## Source text
Browsing privacy didn't generate as much concern fifteen years ago as it does today. The trouble with having everyone's web browser checking-in with every certificate's issuer to verify its validity, is that the certificate issuer then obtains both the querying user's IP address, and the website they wish to securely visit. Thus, OCSP creates a significant and, for many applications, unacceptable disclosure of every user's private use of the Internet when visiting secured websites.
The tremendous load on OCSP responders also wasn't of nearly as much concern fifteen years ago as it is today. With OCSP, every time any user in the world connects to any secured website, that user's web browser must query the certificate authority's OCSP server. The typical certificate authority will issue certificates for hundreds of thousands of individual web sites. So every visitor of every web site authenticated by that authority will be querying for one of those sites' OCSP certificate status.

In other words, OCSP leaks browsing behavior
and, like CRL's, it does not scale very well.

There was also a HUGE problem for the browser vendors: What to do for no reply?

If an OCSP “responder” quickly affirms that a certificate is valid, everybody is happy. And if an OCSP responder affirms that a certificate which a site is attempting to use has previously been revoked, then the user is protected from what is almost certainly a site with malicious intent. So that's good too.

But what does, or should, the web browser do when it receives no response from the OCSP responder? How long should it wait for a response? Remember that the browser's goal is to protect its user from possibly malicious websites. So the web browser must suspend the new connection until it can determine whether it is safe to proceed. Due to the way the current certificate authority system operates, the only reliable way to know about the true up-to-the-second status of any certificate is to use OCSP to ask the certificate issuer directly whether the possibly-still-valid certificate is truly still valid. But this imposes a massive and ultimately undeliverable burden upon the OCSP servers. They are too often overwhelmed and unable to respond.

## Data shown
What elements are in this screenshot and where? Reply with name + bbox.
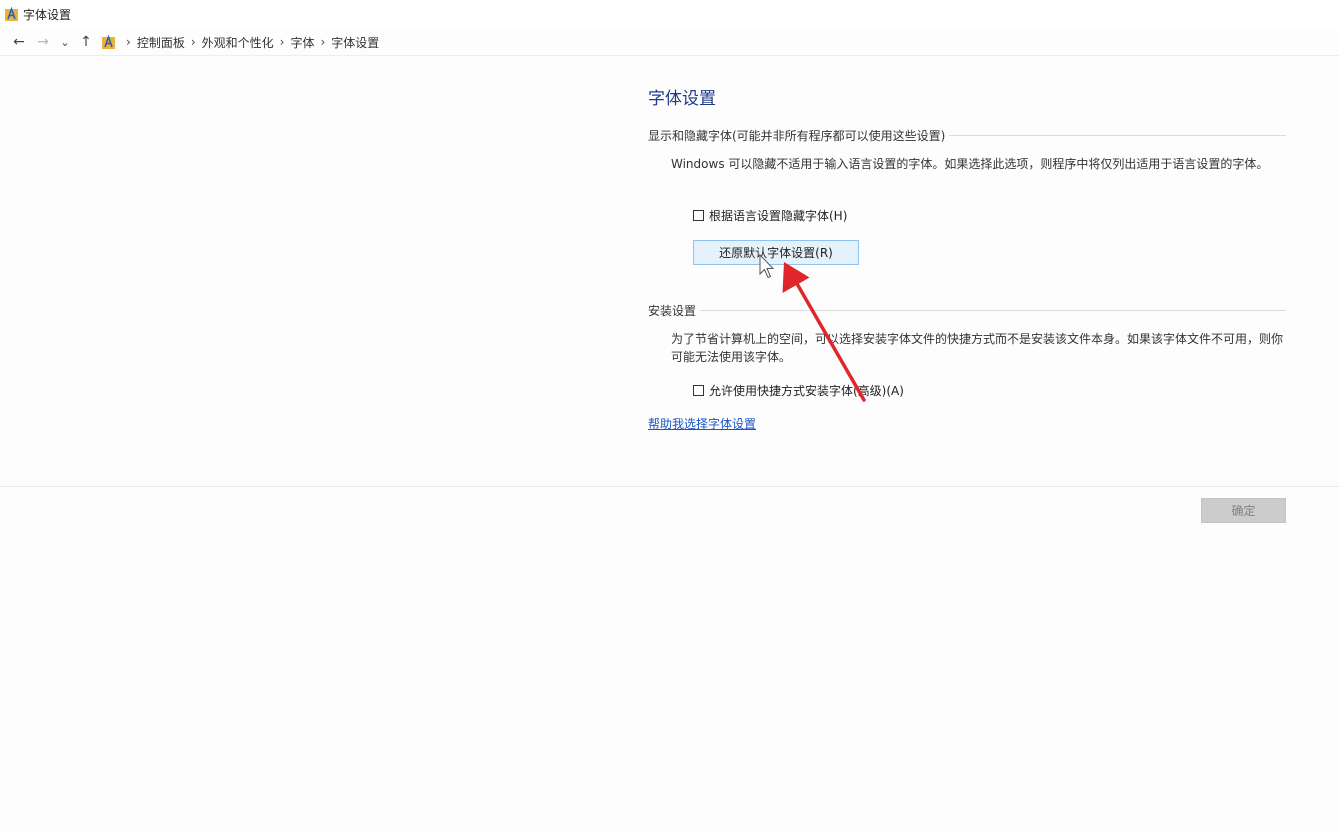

## Stated goal A
Write out the OCSP text again, beginning at the words "In other words, OCSP" and stopping after "that's good too.", and substitute "server" for "responder".
## Stated goal B
List every abbreviation that appears in the OCSP text.
## Stated goal C
According to the OCSP text, for how many individual web sites will the typical certificate authority issue certificates?

## Worked solution A
In other words, OCSP leaks browsing behavior
and, like CRL's, it does not scale very well.

There was also a HUGE problem for the browser vendors: What to do for no reply?

If an OCSP “server” quickly affirms that a certificate is valid, everybody is happy. And if an OCSP server affirms that a certificate which a site is attempting to use has previously been revoked, then the user is protected from what is almost certainly a site with malicious intent. So that's good too.

## Worked solution B
OCSP, CRL, IP

## Worked solution C
Hundreds of thousands.